Directive →
Write the records below out again exactly as given, with no images.

Material provided →

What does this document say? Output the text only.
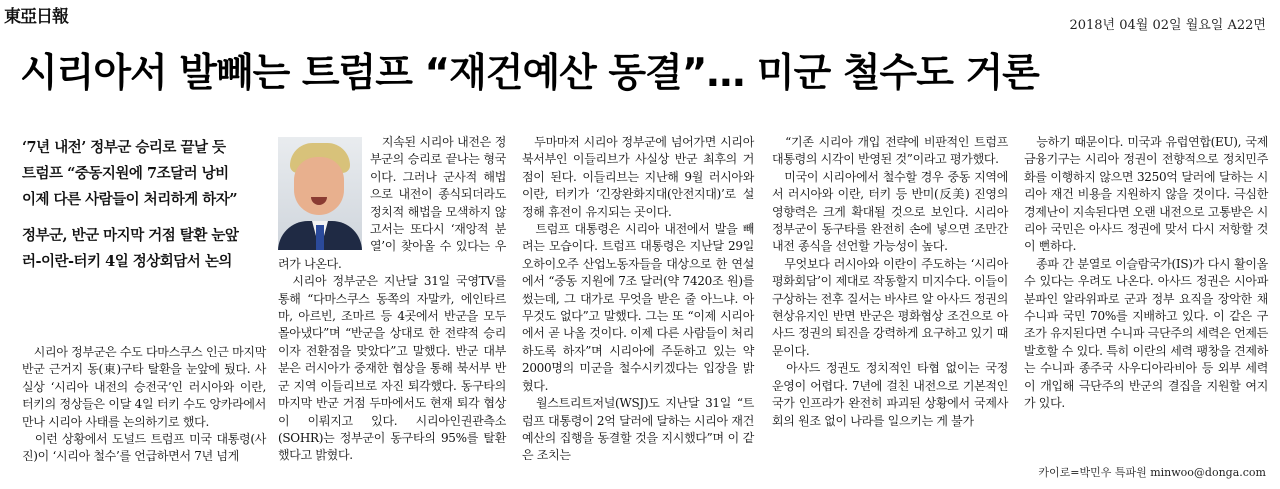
東亞日報	2018년 04월 02일 월요일 A22면
시리아서 발빼는 트럼프 “재건예산 동결”… 미군 철수도 거론
‘7년 내전’ 정부군 승리로 끝날 듯
트럼프 “중동지원에 7조달러 낭비
이제 다른 사람들이 처리하게 하자”
정부군, 반군 마지막 거점 탈환 눈앞
러-이란-터키 4일 정상회담서 논의

　시리아 정부군은 수도 다마스쿠스 인근 마지막 반군 근거지 동(東)구타 탈환을 눈앞에 뒀다. 사실상 ‘시리아 내전의 승전국’인 러시아와 이란, 터키의 정상들은 이달 4일 터키 수도 앙카라에서 만나 시리아 사태를 논의하기로 했다.

　이런 상황에서 도널드 트럼프 미국 대통령(사진)이 ‘시리아 철수’를 언급하면서 7년 넘게

　지속된 시리아 내전은 정부군의 승리로 끝나는 형국이다. 그러나 군사적 해법으로 내전이 종식되더라도 정치적 해법을 모색하지 않고서는 또다시 ‘재앙적 분열’이 찾아올 수 있다는 우려가 나온다.

　시리아 정부군은 지난달 31일 국영TV를 통해 “다마스쿠스 동쪽의 자말카, 에인타르마, 아르빈, 조마르 등 4곳에서 반군을 모두 몰아냈다”며 “반군을 상대로 한 전략적 승리이자 전환점을 맞았다”고 말했다. 반군 대부분은 러시아가 중재한 협상을 통해 북서부 반군 지역 이들리브로 자진 퇴각했다. 동구타의 마지막 반군 거점 두마에서도 현재 퇴각 협상이 이뤄지고 있다. 시리아인권관측소(SOHR)는 정부군이 동구타의 95%를 탈환했다고 밝혔다.

　두마마저 시리아 정부군에 넘어가면 시리아 북서부인 이들리브가 사실상 반군 최후의 거점이 된다. 이들리브는 지난해 9월 러시아와 이란, 터키가 ‘긴장완화지대(안전지대)’로 설정해 휴전이 유지되는 곳이다.

　트럼프 대통령은 시리아 내전에서 발을 빼려는 모습이다. 트럼프 대통령은 지난달 29일 오하이오주 산업노동자들을 대상으로 한 연설에서 “중동 지원에 7조 달러(약 7420조 원)를 썼는데, 그 대가로 무엇을 받은 줄 아느냐. 아무것도 없다”고 말했다. 그는 또 “이제 시리아에서 곧 나올 것이다. 이제 다른 사람들이 처리하도록 하자”며 시리아에 주둔하고 있는 약 2000명의 미군을 철수시키겠다는 입장을 밝혔다.

　월스트리트저널(WSJ)도 지난달 31일 “트럼프 대통령이 2억 달러에 달하는 시리아 재건 예산의 집행을 동결할 것을 지시했다”며 이 같은 조치는

　“기존 시리아 개입 전략에 비판적인 트럼프 대통령의 시각이 반영된 것”이라고 평가했다.

　미국이 시리아에서 철수할 경우 중동 지역에서 러시아와 이란, 터키 등 반미(反美) 진영의 영향력은 크게 확대될 것으로 보인다. 시리아 정부군이 동구타를 완전히 손에 넣으면 조만간 내전 종식을 선언할 가능성이 높다.

　무엇보다 러시아와 이란이 주도하는 ‘시리아 평화회담’이 제대로 작동할지 미지수다. 이들이 구상하는 전후 질서는 바샤르 알 아사드 정권의 현상유지인 반면 반군은 평화협상 조건으로 아사드 정권의 퇴진을 강력하게 요구하고 있기 때문이다.

　아사드 정권도 정치적인 타협 없이는 국정 운영이 어렵다. 7년에 걸친 내전으로 기본적인 국가 인프라가 완전히 파괴된 상황에서 국제사회의 원조 없이 나라를 일으키는 게 불가

　능하기 때문이다. 미국과 유럽연합(EU), 국제금융기구는 시리아 정권이 전향적으로 정치민주화를 이행하지 않으면 3250억 달러에 달하는 시리아 재건 비용을 지원하지 않을 것이다. 극심한 경제난이 지속된다면 오랜 내전으로 고통받은 시리아 국민은 아사드 정권에 맞서 다시 저항할 것이 뻔하다.

　종파 간 분열로 이슬람국가(IS)가 다시 활이올 수 있다는 우려도 나온다. 아사드 정권은 시아파 분파인 알라위파로 군과 정부 요직을 장악한 채 수니파 국민 70%를 지배하고 있다. 이 같은 구조가 유지된다면 수니파 극단주의 세력은 언제든 발호할 수 있다. 특히 이란의 세력 팽창을 견제하는 수니파 종주국 사우디아라비아 등 외부 세력이 개입해 극단주의 반군의 결집을 지원할 여지가 있다.

카이로=박민우 특파원 minwoo@donga.com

Task solution →
What does this document say? Output the text only.
東亞日報	2018년 04월 02일 월요일 A22면
시리아서 발빼는 트럼프 “재건예산 동결”… 미군 철수도 거론
‘7년 내전’ 정부군 승리로 끝날 듯
트럼프 “중동지원에 7조달러 낭비
이제 다른 사람들이 처리하게 하자”
정부군, 반군 마지막 거점 탈환 눈앞
러-이란-터키 4일 정상회담서 논의

　시리아 정부군은 수도 다마스쿠스 인근 마지막 반군 근거지 동(東)구타 탈환을 눈앞에 뒀다. 사실상 ‘시리아 내전의 승전국’인 러시아와 이란, 터키의 정상들은 이달 4일 터키 수도 앙카라에서 만나 시리아 사태를 논의하기로 했다.

　이런 상황에서 도널드 트럼프 미국 대통령(사진)이 ‘시리아 철수’를 언급하면서 7년 넘게

　지속된 시리아 내전은 정부군의 승리로 끝나는 형국이다. 그러나 군사적 해법으로 내전이 종식되더라도 정치적 해법을 모색하지 않고서는 또다시 ‘재앙적 분열’이 찾아올 수 있다는 우려가 나온다.

　시리아 정부군은 지난달 31일 국영TV를 통해 “다마스쿠스 동쪽의 자말카, 에인타르마, 아르빈, 조마르 등 4곳에서 반군을 모두 몰아냈다”며 “반군을 상대로 한 전략적 승리이자 전환점을 맞았다”고 말했다. 반군 대부분은 러시아가 중재한 협상을 통해 북서부 반군 지역 이들리브로 자진 퇴각했다. 동구타의 마지막 반군 거점 두마에서도 현재 퇴각 협상이 이뤄지고 있다. 시리아인권관측소(SOHR)는 정부군이 동구타의 95%를 탈환했다고 밝혔다.

　두마마저 시리아 정부군에 넘어가면 시리아 북서부인 이들리브가 사실상 반군 최후의 거점이 된다. 이들리브는 지난해 9월 러시아와 이란, 터키가 ‘긴장완화지대(안전지대)’로 설정해 휴전이 유지되는 곳이다.

　트럼프 대통령은 시리아 내전에서 발을 빼려는 모습이다. 트럼프 대통령은 지난달 29일 오하이오주 산업노동자들을 대상으로 한 연설에서 “중동 지원에 7조 달러(약 7420조 원)를 썼는데, 그 대가로 무엇을 받은 줄 아느냐. 아무것도 없다”고 말했다. 그는 또 “이제 시리아에서 곧 나올 것이다. 이제 다른 사람들이 처리하도록 하자”며 시리아에 주둔하고 있는 약 2000명의 미군을 철수시키겠다는 입장을 밝혔다.

　월스트리트저널(WSJ)도 지난달 31일 “트럼프 대통령이 2억 달러에 달하는 시리아 재건 예산의 집행을 동결할 것을 지시했다”며 이 같은 조치는

　“기존 시리아 개입 전략에 비판적인 트럼프 대통령의 시각이 반영된 것”이라고 평가했다.

　미국이 시리아에서 철수할 경우 중동 지역에서 러시아와 이란, 터키 등 반미(反美) 진영의 영향력은 크게 확대될 것으로 보인다. 시리아 정부군이 동구타를 완전히 손에 넣으면 조만간 내전 종식을 선언할 가능성이 높다.

　무엇보다 러시아와 이란이 주도하는 ‘시리아 평화회담’이 제대로 작동할지 미지수다. 이들이 구상하는 전후 질서는 바샤르 알 아사드 정권의 현상유지인 반면 반군은 평화협상 조건으로 아사드 정권의 퇴진을 강력하게 요구하고 있기 때문이다.

　아사드 정권도 정치적인 타협 없이는 국정 운영이 어렵다. 7년에 걸친 내전으로 기본적인 국가 인프라가 완전히 파괴된 상황에서 국제사회의 원조 없이 나라를 일으키는 게 불가

　능하기 때문이다. 미국과 유럽연합(EU), 국제금융기구는 시리아 정권이 전향적으로 정치민주화를 이행하지 않으면 3250억 달러에 달하는 시리아 재건 비용을 지원하지 않을 것이다. 극심한 경제난이 지속된다면 오랜 내전으로 고통받은 시리아 국민은 아사드 정권에 맞서 다시 저항할 것이 뻔하다.

　종파 간 분열로 이슬람국가(IS)가 다시 활이올 수 있다는 우려도 나온다. 아사드 정권은 시아파 분파인 알라위파로 군과 정부 요직을 장악한 채 수니파 국민 70%를 지배하고 있다. 이 같은 구조가 유지된다면 수니파 극단주의 세력은 언제든 발호할 수 있다. 특히 이란의 세력 팽창을 견제하는 수니파 종주국 사우디아라비아 등 외부 세력이 개입해 극단주의 반군의 결집을 지원할 여지가 있다.

카이로=박민우 특파원 minwoo@donga.com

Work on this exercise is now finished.